Pick out and copy every line below that has the word "from".

## [Figure data in JSON]
--

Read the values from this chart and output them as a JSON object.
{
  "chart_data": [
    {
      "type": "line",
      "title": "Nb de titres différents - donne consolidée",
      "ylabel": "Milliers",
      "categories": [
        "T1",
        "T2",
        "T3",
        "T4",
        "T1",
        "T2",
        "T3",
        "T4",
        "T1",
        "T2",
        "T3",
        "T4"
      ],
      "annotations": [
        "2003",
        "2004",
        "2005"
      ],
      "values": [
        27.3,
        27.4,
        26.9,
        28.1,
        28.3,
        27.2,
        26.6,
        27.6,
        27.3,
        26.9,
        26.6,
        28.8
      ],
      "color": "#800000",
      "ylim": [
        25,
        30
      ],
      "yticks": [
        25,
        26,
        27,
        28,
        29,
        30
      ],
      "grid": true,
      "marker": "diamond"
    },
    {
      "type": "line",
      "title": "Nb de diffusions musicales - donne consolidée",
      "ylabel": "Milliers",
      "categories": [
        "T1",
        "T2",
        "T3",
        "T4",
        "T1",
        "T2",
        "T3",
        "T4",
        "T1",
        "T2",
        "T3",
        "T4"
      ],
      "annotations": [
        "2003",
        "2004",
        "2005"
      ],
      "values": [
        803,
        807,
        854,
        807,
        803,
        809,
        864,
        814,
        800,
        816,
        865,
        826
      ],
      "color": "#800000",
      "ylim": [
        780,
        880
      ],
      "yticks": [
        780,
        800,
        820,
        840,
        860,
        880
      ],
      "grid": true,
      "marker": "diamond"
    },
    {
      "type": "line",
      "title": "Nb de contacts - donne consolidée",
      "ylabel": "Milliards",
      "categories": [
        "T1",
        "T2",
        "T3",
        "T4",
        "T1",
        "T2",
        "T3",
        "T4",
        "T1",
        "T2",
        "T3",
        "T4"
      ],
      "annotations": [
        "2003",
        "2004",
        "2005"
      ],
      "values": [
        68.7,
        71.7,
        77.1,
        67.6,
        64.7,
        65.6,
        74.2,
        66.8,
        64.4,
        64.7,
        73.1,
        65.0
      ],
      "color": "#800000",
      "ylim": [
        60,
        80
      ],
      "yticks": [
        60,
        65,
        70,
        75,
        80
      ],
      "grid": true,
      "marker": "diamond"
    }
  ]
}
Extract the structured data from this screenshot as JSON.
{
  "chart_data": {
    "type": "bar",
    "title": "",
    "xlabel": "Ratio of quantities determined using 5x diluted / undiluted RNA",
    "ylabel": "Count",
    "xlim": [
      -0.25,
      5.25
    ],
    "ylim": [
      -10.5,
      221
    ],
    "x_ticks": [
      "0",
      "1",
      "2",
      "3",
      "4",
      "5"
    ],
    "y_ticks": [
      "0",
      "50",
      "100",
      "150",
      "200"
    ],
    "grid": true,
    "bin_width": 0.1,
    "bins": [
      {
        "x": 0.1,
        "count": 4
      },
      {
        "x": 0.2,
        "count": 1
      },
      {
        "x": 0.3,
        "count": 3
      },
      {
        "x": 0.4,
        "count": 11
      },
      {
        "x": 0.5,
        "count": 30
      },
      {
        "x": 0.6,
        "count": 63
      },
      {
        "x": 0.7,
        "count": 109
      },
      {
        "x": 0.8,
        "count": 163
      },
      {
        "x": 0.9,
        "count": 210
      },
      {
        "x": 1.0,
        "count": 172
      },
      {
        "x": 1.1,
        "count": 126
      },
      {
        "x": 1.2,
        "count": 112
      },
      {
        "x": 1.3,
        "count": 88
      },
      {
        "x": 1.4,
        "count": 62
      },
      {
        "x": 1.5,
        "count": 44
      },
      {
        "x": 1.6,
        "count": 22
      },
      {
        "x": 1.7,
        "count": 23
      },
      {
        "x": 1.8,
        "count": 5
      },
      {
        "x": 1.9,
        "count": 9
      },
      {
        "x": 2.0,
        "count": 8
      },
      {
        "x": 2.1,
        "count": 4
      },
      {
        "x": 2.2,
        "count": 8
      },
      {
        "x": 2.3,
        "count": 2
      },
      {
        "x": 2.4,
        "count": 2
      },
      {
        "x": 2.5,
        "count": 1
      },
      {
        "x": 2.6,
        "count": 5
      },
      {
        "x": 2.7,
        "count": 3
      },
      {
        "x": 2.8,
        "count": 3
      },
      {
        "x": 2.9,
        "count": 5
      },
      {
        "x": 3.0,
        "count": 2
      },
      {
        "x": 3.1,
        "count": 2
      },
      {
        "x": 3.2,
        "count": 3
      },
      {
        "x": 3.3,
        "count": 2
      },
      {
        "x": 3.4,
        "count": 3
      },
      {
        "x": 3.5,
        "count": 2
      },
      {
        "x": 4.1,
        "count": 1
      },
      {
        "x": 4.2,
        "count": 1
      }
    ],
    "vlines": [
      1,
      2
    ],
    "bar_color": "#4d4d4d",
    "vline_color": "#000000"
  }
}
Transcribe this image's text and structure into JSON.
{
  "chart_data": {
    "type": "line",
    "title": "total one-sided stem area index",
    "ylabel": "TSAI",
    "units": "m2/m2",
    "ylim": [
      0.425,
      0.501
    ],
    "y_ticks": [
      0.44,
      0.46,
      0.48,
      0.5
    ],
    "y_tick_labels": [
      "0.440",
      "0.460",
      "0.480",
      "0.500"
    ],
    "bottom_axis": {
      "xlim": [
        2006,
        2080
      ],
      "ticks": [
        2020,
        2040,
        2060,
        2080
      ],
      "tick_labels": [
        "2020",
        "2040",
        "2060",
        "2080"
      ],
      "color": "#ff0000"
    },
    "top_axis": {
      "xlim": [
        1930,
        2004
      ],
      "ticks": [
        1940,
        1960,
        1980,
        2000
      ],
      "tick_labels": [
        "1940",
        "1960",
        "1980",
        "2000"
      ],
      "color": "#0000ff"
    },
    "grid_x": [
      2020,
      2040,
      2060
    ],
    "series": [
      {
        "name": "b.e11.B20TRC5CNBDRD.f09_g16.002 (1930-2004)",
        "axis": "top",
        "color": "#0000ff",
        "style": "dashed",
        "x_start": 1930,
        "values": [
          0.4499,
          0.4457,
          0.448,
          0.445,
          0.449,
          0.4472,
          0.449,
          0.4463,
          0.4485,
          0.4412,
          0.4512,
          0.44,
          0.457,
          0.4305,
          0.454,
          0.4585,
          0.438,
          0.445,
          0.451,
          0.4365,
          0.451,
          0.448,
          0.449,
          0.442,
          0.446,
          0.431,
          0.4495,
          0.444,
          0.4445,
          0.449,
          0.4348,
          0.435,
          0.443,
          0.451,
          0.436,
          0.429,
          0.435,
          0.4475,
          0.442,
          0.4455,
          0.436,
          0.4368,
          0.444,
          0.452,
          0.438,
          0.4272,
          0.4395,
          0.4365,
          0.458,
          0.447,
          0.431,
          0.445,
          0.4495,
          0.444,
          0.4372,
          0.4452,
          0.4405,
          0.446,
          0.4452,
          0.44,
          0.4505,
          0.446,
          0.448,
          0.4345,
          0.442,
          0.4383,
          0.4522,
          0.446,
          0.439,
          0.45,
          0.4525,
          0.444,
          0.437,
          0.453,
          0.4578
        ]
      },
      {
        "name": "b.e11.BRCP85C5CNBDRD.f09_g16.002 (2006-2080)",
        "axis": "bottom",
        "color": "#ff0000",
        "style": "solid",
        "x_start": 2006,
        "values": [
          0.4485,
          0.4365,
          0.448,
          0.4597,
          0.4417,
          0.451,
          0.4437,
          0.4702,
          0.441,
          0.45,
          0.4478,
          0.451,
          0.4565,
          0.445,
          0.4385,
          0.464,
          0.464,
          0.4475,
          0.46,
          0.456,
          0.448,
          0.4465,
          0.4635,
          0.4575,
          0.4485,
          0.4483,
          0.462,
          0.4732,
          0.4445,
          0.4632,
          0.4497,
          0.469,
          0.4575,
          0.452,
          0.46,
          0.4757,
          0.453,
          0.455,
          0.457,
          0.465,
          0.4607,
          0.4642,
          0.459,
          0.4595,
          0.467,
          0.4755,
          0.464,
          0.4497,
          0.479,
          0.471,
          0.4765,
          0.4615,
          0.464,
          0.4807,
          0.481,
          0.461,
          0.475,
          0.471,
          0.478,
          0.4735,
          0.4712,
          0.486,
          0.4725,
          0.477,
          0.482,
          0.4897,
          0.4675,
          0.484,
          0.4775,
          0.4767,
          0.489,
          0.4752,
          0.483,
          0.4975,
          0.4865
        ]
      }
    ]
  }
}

--

## [Finished answer]
Read the values from this chart and output them as a JSON object.
Extract the structured data from this screenshot as JSON.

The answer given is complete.